**STATED EXERCISE:** Find and copy each line of the records where the string "Assume" shows up.

**SUPPLIED DATA:**
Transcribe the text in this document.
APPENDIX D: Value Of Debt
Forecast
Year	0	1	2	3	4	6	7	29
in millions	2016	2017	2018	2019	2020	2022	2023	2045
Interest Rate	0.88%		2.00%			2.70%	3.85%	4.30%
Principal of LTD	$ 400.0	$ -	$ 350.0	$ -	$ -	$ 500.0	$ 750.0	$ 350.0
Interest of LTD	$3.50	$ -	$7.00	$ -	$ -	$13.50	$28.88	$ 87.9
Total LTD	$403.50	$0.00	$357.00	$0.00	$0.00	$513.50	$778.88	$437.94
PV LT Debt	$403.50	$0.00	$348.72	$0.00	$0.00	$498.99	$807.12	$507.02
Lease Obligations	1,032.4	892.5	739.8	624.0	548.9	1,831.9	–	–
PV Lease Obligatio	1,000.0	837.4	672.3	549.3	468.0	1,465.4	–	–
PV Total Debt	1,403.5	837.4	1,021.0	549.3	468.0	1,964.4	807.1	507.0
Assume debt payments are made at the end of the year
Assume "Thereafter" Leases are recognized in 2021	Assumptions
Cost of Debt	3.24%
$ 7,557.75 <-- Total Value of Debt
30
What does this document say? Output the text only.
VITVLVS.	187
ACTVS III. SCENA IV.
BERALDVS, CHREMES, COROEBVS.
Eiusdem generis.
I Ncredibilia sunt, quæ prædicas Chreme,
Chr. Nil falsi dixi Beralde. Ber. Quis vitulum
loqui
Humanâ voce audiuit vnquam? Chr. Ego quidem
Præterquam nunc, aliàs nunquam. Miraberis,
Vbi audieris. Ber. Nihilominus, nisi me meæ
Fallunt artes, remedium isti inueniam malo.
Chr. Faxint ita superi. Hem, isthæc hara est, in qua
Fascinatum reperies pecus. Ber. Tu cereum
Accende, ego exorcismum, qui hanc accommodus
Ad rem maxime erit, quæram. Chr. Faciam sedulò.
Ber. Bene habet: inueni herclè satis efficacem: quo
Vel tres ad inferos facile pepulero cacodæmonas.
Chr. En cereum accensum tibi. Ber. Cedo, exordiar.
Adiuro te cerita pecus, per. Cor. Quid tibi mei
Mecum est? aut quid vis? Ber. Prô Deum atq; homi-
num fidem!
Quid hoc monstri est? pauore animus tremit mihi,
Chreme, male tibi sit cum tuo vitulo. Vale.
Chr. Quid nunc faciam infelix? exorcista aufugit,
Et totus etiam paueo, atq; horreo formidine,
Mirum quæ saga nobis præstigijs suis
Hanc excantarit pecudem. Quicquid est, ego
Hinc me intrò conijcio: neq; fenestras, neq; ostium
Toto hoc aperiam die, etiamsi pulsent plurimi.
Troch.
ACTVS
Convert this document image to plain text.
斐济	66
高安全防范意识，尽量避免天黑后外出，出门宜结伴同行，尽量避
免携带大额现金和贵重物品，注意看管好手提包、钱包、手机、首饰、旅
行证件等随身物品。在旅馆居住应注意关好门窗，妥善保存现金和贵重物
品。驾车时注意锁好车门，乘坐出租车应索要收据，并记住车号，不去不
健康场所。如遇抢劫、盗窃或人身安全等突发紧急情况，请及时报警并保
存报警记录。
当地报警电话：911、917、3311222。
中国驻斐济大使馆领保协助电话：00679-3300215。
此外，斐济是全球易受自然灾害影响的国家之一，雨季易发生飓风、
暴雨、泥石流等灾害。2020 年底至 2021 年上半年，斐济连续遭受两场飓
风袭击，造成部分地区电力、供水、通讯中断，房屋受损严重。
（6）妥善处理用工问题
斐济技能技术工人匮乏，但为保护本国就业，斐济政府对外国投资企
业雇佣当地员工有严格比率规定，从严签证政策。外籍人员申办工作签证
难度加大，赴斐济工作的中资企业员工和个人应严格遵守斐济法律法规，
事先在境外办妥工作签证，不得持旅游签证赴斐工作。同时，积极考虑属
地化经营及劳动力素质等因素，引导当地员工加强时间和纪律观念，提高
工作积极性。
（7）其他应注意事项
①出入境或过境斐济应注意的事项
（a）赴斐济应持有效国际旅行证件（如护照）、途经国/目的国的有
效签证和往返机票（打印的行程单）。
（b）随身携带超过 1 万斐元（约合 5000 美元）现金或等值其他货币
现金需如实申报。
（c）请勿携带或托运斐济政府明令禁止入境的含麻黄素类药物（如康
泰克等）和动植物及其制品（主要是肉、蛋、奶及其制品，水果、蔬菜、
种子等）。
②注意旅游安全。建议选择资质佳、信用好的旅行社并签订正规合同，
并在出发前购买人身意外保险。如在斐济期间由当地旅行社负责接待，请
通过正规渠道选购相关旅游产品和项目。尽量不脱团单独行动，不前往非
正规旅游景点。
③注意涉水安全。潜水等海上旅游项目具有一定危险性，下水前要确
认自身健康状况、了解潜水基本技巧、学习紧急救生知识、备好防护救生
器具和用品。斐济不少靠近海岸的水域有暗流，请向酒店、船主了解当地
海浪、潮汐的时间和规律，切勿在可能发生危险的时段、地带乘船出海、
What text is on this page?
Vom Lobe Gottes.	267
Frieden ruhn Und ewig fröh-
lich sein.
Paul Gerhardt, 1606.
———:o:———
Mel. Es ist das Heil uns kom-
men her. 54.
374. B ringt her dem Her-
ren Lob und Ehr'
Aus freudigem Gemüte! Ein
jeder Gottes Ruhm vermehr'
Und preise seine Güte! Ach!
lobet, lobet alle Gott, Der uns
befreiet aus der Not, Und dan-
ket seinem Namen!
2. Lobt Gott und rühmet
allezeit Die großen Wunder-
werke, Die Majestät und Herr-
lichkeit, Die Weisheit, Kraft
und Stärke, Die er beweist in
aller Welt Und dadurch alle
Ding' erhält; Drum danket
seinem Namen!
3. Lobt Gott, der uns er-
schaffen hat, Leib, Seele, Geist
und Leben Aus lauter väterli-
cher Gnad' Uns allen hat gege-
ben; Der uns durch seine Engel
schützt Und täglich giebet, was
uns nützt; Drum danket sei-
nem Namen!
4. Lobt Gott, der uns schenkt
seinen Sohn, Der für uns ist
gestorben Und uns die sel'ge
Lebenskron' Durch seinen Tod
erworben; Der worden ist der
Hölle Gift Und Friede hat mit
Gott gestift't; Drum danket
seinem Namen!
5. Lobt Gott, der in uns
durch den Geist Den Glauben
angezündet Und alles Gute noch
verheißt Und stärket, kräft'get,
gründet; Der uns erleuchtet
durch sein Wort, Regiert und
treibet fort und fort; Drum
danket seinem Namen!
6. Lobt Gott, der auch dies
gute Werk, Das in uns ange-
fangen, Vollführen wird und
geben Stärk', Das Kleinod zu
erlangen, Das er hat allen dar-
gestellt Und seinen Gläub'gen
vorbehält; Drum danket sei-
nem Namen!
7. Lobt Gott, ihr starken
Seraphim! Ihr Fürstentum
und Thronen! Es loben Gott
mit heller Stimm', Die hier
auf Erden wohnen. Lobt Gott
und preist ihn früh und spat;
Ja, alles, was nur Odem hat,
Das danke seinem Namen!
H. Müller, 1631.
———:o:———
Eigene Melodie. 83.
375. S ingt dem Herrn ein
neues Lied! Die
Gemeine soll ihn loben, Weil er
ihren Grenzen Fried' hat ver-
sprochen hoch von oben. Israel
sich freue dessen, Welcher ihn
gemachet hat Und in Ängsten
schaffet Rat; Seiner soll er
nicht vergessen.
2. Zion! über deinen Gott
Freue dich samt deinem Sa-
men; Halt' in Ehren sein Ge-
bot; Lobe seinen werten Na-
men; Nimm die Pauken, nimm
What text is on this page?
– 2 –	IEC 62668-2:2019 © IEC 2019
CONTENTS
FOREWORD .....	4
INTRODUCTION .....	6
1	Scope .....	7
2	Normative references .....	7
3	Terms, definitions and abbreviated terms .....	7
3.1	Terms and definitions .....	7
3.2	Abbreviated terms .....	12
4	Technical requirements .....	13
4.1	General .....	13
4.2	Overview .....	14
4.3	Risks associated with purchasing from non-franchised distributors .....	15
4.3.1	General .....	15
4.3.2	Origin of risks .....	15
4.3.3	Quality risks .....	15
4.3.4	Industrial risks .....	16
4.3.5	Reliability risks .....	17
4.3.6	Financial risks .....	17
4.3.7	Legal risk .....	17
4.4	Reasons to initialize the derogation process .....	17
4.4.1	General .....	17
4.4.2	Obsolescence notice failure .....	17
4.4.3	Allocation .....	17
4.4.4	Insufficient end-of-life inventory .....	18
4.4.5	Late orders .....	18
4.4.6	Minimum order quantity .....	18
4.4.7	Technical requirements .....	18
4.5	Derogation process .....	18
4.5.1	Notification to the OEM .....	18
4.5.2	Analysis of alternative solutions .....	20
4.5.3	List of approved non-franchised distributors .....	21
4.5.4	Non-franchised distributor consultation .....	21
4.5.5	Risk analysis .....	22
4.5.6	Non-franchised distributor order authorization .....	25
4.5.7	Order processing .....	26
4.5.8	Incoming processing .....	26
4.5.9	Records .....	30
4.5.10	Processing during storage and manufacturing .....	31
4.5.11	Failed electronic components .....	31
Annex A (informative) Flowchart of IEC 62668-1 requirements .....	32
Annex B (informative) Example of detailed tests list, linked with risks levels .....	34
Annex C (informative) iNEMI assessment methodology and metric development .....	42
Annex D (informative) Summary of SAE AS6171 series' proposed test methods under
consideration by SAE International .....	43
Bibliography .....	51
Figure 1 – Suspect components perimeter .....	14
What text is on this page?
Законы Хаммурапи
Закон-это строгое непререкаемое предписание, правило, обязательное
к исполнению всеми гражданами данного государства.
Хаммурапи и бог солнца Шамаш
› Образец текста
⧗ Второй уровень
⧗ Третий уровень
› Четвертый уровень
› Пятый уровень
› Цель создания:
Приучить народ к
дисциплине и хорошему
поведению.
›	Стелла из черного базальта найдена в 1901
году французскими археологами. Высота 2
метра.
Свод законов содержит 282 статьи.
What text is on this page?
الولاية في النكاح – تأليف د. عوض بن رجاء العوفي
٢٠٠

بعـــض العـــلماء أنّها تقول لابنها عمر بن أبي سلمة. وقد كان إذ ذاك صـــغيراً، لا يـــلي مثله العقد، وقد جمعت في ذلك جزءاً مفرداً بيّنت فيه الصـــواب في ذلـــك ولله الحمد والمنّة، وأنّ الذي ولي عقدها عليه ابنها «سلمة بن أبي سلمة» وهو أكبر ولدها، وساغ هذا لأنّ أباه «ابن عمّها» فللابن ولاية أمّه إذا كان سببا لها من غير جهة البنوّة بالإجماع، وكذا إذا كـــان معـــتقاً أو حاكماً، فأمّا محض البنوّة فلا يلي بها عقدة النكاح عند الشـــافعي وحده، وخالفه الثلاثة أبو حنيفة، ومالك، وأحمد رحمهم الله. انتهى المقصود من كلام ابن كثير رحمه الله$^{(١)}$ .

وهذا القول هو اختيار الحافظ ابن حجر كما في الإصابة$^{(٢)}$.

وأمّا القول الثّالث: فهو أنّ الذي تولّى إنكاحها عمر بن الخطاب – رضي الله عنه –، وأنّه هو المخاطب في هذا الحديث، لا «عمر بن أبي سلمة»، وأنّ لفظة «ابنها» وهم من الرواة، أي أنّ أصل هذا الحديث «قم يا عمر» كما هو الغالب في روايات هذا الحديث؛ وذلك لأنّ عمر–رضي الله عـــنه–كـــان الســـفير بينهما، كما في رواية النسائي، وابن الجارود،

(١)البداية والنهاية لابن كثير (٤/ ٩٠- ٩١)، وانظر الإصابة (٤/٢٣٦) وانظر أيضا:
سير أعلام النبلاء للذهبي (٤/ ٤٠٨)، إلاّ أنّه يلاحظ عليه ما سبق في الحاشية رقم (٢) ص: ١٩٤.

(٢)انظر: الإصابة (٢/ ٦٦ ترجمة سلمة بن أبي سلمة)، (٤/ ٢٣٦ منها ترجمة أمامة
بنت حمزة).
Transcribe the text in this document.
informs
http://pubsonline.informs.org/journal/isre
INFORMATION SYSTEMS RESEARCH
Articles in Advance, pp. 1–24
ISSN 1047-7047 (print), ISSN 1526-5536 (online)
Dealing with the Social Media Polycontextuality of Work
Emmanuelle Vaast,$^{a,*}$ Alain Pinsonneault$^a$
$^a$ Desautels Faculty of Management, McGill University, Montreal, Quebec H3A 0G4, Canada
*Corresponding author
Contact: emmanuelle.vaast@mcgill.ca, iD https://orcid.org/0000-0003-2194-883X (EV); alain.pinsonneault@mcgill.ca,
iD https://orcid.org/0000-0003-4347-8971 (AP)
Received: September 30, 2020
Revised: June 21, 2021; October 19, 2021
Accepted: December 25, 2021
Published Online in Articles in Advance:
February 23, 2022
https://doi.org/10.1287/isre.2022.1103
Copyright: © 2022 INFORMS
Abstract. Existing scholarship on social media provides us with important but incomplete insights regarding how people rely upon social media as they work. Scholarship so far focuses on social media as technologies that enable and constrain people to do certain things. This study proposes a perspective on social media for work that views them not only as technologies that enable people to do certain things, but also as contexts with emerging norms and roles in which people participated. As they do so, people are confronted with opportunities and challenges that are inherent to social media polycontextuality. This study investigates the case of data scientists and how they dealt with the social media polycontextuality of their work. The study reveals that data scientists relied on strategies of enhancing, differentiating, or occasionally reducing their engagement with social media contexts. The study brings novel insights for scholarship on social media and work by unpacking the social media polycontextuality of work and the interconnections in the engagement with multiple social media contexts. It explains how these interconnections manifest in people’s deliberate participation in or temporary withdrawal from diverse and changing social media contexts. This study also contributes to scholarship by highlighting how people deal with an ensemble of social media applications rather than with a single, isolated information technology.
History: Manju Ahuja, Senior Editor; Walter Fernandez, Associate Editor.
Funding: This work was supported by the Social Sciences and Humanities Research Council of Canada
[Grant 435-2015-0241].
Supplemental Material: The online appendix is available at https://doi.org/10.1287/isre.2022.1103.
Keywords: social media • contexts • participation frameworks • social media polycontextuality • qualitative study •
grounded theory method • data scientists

**EXERCISE RESULT:**
Assume debt payments are made at the end of the year
Assume "Thereafter" Leases are recognized in 2021	Assumptions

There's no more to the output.